» Фрагмент документа:
════
Амрани твердо убежден, что подавляющее большинство иранцев, особенно молодых, ненавидят режим, ненавидят исламистов.
"В начале, сразу после революции, во многих иранцах горел огонь каких-то идеалов, огонь ислама. Это в прошлом. Люди не могут не отдавать себе отчета в том, к чему эта революция привела. Да и интернета тогда не было. Нынешняя молодежь знает, что не все живут в бедности, что кто-то где-то может взять на улице за руку девушку, сходить на дискотеку, выпить в баре. Представь, вот берет сейчас партия ШАС 70 мандатов и формирует коалицию. И тебе говорят не выходить на улицу без головного убора. Нет, в Израиле это, конечно, никогда не произойдет, у нас все-таки демократия".
Именно в связи с жесткой цензурой в Иране, по мнению Амрани, процветают те немногие виды искусства, которые доступны иранцам. Например, кино и телевидение.
"Поскольку в Иране нет клубов и дискотек, единственным местом для развлечений является кинотеатр, поэтому они всегда битком набиты. Но если учитывать, что на экране не может быть ни стрельбы, ни крови, ни секса, кинематографистам приходится брать зрителя смысловым посылом. Поэтому иранские фильмы так ценят на Западе. Иранское телевидение тоже прекрасно освоило эзопов язык. Например, в Иране очень популярен сериал "Шахерезада", действие которого происходит якобы во времена шаха Мохаммеда. Но любой зритель сразу почувствует, что рассказанная авторами история скорее описывает сегодняшний Иран".
По словам Рани, иранские власти хоть и поздно, но тоже поняли, какую силу может иметь искусство. Еще недавно, как рассказывает Амрани, в Иране были запрещены концерты современной музыки, пока не появились поп-певцы, ассоциировавшие себя с властями, и ряд концертов разрешили. Когда на похороны одного из самых популярных певцов вышли миллионы, как говорит Рани, власти разрешили концерты… "Конечно, тех музыкантов, которые прославляют режим".
════
» Условие задачи: Переведите на английский язык предложение из фрагмента документа: «Иранское телевидение тоже прекрасно освоило эзопов язык». Строки, приведённые далее, здесь не понадобятся.
════
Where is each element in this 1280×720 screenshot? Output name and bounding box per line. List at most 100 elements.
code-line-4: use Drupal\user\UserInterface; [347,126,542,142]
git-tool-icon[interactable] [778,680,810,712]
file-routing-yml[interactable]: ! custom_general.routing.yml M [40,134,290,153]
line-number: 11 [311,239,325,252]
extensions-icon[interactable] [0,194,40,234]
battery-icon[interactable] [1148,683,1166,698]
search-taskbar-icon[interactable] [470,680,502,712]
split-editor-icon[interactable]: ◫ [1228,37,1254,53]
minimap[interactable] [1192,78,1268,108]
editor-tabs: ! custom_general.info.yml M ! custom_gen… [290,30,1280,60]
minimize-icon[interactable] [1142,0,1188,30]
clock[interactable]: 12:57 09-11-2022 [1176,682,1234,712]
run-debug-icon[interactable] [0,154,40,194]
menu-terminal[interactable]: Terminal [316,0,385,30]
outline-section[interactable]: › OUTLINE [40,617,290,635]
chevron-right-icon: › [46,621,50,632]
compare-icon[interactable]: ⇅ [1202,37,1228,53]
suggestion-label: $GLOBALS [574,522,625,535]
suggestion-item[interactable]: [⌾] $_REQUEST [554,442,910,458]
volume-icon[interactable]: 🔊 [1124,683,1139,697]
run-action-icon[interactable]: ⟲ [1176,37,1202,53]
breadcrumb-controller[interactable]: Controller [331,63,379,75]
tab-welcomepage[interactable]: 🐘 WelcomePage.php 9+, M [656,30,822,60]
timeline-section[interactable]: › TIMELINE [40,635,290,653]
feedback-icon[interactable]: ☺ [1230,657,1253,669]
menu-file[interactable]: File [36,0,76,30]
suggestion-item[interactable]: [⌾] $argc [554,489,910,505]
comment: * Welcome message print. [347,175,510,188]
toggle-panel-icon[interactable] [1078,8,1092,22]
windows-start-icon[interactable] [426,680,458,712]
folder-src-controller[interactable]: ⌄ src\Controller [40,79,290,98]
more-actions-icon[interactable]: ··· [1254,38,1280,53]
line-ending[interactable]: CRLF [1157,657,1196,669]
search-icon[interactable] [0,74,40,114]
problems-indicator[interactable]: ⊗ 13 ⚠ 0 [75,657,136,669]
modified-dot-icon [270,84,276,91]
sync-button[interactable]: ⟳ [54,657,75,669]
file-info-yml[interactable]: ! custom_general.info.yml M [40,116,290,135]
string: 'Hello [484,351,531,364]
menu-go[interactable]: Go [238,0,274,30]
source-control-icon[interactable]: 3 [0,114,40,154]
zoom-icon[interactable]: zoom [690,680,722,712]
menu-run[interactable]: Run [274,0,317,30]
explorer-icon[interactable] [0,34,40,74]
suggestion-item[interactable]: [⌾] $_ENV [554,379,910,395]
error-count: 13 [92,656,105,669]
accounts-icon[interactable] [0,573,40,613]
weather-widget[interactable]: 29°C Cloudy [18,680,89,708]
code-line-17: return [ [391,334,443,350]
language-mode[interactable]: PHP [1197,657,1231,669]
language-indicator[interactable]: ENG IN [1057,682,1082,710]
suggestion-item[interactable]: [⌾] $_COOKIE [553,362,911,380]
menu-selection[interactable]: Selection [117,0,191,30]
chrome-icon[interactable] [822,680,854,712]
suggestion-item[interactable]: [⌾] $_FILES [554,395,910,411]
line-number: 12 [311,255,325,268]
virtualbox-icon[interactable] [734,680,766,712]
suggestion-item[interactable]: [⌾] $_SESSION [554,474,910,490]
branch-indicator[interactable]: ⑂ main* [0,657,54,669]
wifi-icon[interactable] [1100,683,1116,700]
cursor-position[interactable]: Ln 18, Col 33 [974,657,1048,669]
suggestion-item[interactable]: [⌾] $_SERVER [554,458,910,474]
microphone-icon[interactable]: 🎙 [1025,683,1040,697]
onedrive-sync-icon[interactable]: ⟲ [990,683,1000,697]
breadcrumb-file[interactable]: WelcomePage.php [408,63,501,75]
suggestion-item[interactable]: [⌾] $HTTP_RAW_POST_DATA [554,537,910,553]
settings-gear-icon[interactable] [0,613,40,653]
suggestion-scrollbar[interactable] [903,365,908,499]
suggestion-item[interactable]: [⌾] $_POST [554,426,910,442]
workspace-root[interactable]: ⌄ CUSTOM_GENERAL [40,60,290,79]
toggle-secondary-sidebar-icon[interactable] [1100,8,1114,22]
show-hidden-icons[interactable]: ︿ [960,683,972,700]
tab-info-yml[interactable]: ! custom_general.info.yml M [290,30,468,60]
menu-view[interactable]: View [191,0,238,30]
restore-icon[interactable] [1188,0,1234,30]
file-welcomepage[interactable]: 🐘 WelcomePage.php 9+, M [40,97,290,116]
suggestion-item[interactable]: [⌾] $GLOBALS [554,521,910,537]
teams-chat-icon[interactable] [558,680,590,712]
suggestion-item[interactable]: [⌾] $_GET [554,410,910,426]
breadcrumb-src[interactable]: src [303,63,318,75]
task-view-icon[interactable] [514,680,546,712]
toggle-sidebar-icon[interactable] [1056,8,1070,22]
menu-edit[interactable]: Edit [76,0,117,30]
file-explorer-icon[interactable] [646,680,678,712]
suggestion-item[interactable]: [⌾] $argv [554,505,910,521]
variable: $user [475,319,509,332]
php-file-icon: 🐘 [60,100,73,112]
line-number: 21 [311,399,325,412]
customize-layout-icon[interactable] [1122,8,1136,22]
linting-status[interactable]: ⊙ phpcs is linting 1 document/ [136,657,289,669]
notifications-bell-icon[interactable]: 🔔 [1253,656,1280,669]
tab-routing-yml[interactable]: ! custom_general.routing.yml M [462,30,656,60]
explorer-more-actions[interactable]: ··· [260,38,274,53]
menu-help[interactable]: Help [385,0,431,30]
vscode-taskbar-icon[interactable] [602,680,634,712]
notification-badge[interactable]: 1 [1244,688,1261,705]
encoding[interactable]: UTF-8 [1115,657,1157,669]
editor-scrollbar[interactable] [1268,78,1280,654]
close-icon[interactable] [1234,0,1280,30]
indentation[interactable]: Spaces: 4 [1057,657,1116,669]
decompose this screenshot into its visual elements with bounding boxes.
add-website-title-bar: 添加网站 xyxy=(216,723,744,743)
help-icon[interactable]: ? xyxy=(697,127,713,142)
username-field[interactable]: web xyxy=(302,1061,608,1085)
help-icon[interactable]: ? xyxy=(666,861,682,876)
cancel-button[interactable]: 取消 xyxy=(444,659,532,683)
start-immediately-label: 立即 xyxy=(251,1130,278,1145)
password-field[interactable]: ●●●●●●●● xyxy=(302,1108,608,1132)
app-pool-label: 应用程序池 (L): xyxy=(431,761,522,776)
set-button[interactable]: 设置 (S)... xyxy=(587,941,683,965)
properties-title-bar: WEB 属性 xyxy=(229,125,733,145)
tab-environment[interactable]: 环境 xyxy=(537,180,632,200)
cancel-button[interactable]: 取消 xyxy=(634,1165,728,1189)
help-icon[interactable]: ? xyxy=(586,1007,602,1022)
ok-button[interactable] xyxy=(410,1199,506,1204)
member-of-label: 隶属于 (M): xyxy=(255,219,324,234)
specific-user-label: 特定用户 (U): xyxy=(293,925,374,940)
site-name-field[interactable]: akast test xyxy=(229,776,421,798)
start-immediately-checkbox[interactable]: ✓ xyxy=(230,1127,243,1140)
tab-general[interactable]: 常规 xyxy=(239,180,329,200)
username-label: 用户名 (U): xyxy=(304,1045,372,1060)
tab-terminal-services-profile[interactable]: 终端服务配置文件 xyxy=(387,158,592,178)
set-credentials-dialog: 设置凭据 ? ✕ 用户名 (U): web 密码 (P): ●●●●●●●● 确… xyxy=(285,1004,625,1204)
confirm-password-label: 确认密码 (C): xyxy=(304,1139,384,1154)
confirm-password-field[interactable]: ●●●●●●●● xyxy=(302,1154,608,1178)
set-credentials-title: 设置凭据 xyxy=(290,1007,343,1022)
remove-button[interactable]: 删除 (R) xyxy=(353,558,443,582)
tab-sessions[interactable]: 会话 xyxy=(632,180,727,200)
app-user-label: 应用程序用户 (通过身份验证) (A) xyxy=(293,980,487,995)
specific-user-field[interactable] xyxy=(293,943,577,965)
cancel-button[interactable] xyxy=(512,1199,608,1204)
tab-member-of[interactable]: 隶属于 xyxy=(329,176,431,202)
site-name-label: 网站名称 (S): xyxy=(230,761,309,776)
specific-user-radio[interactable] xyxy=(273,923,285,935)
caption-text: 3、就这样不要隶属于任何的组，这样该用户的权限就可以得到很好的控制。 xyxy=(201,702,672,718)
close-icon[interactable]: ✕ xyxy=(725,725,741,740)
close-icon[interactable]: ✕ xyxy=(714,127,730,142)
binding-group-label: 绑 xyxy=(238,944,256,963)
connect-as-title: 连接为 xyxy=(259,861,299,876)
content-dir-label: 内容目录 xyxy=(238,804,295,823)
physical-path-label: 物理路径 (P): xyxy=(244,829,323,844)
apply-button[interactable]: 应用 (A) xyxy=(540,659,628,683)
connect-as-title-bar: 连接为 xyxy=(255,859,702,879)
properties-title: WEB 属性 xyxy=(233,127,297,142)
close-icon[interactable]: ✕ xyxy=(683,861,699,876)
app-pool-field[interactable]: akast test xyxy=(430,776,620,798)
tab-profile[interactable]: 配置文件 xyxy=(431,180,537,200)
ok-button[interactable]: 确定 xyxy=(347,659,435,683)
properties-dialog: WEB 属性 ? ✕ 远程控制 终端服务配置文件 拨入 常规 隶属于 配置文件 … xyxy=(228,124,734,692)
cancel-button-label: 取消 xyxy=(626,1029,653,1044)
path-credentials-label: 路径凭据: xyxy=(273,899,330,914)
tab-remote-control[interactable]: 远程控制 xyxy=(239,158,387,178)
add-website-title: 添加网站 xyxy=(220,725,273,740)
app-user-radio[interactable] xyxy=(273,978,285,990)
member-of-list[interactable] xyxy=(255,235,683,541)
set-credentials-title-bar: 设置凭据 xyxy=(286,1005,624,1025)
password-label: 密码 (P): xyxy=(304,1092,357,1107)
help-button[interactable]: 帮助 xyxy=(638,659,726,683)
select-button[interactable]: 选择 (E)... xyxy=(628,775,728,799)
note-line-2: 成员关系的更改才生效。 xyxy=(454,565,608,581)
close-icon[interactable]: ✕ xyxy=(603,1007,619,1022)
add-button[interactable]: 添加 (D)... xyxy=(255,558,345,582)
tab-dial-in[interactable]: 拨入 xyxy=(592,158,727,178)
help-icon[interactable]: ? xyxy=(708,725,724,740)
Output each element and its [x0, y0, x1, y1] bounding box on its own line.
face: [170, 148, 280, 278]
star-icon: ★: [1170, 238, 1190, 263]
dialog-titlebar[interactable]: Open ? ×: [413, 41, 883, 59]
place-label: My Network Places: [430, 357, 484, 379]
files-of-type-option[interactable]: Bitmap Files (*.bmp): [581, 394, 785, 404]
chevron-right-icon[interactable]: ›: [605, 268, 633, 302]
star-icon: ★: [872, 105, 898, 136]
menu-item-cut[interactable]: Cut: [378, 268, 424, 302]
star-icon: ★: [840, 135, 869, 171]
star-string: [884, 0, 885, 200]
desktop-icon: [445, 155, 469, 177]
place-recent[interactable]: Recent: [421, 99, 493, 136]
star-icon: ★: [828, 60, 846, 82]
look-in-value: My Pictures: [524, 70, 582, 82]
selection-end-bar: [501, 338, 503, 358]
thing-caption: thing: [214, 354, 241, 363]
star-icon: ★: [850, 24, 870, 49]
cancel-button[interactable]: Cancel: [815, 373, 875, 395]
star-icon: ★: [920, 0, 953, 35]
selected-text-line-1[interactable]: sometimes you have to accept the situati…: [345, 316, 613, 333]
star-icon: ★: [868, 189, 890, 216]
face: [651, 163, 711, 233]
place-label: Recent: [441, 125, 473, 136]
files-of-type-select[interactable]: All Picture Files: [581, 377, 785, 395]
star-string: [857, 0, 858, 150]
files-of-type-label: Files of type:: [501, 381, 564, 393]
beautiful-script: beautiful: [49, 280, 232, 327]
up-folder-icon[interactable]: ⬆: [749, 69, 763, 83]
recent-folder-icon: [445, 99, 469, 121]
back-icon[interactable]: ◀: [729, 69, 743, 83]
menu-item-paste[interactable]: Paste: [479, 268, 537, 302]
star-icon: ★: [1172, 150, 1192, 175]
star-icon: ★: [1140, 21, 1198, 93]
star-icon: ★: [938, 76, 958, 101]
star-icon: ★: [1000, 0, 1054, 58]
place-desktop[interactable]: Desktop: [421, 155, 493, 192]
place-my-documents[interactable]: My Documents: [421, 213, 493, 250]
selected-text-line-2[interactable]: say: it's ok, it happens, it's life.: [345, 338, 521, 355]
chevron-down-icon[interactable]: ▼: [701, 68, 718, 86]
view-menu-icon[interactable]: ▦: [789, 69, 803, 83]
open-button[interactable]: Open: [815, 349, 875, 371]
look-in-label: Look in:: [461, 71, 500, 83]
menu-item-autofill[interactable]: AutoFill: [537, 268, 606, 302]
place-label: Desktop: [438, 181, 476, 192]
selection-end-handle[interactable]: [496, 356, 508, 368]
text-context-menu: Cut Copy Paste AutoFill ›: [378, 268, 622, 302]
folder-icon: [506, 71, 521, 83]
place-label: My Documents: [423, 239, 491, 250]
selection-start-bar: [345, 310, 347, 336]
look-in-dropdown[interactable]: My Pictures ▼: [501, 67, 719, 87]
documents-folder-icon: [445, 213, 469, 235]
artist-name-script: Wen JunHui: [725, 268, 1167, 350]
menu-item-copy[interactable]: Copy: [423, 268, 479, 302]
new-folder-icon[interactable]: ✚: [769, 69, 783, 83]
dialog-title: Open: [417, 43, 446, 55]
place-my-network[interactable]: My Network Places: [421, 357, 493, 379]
════
» Ответ: Iranian television has also mastered Aesopian language superbly.